▶ TASK GOAL
In the listing that follows, count each line where the word "username" appears; write nothing but the count.

(Extracted records)
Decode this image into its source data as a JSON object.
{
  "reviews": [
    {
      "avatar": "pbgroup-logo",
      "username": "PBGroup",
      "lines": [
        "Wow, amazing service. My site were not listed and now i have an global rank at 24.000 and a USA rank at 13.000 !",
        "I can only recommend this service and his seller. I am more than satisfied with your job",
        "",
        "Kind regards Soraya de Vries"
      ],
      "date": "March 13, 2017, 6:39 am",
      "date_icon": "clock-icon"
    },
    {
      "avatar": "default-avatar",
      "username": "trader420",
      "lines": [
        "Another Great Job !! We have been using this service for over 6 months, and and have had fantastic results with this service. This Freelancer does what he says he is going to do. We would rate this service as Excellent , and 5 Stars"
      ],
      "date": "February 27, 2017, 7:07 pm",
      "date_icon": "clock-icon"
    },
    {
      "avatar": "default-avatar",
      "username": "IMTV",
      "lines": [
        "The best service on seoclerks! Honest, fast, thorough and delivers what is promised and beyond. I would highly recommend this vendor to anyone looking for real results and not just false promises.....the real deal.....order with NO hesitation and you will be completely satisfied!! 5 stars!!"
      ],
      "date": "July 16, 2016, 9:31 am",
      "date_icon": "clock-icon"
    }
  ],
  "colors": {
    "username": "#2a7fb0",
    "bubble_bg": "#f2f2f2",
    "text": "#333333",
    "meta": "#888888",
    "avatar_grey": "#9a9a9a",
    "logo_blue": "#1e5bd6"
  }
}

* * *

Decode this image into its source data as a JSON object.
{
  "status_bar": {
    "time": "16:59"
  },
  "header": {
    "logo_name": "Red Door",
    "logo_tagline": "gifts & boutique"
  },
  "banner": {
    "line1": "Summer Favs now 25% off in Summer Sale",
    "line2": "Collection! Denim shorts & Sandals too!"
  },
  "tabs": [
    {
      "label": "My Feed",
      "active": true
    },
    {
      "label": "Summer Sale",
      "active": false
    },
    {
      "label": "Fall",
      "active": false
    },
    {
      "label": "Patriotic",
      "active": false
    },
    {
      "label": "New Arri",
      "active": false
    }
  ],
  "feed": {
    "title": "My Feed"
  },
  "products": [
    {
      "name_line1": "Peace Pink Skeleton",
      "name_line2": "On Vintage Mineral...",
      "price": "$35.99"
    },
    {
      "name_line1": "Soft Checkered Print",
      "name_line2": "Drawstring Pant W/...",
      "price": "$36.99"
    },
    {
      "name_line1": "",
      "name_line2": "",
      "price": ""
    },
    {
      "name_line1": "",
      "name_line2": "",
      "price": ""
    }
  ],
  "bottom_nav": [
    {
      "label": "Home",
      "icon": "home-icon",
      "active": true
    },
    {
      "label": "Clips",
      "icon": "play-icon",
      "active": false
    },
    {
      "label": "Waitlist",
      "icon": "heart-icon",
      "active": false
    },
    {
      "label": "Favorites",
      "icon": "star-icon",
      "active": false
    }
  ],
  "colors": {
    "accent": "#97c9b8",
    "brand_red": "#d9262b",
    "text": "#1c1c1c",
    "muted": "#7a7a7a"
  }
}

---

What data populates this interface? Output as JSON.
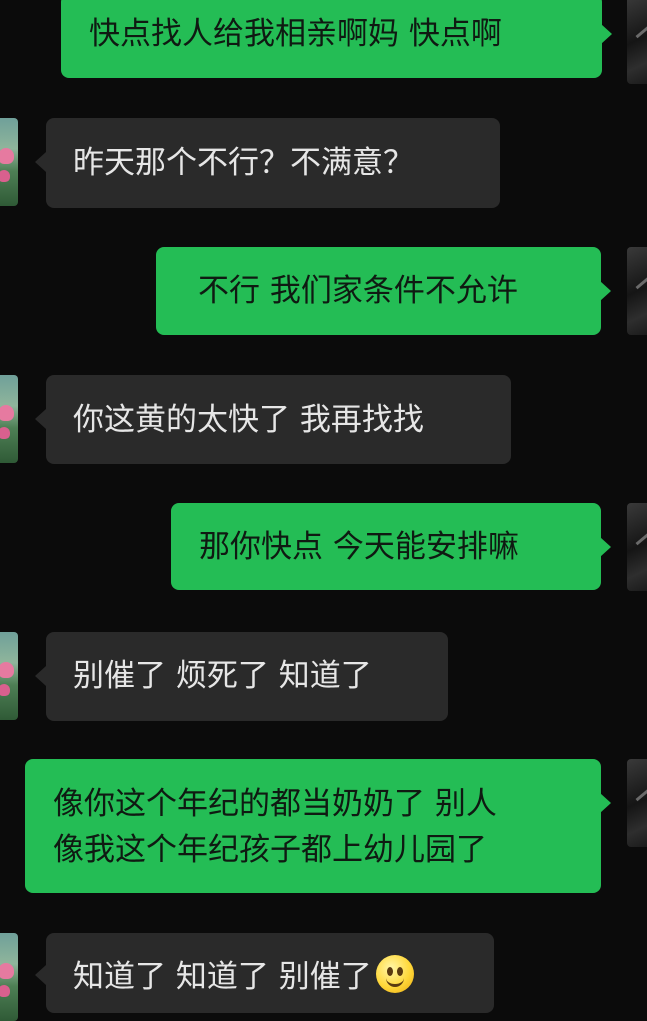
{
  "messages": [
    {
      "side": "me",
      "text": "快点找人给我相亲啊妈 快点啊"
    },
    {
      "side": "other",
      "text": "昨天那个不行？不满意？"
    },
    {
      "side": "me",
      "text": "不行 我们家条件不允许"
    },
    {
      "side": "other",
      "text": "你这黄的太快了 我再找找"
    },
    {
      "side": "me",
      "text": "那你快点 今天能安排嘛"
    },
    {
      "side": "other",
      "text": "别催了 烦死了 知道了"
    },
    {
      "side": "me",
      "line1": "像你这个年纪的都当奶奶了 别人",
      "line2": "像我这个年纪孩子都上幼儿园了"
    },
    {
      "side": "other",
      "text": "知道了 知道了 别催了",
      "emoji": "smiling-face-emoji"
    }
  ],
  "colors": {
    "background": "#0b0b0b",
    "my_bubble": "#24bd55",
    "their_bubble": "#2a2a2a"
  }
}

▶ SOLUTION FOR THIS PROBLEM
4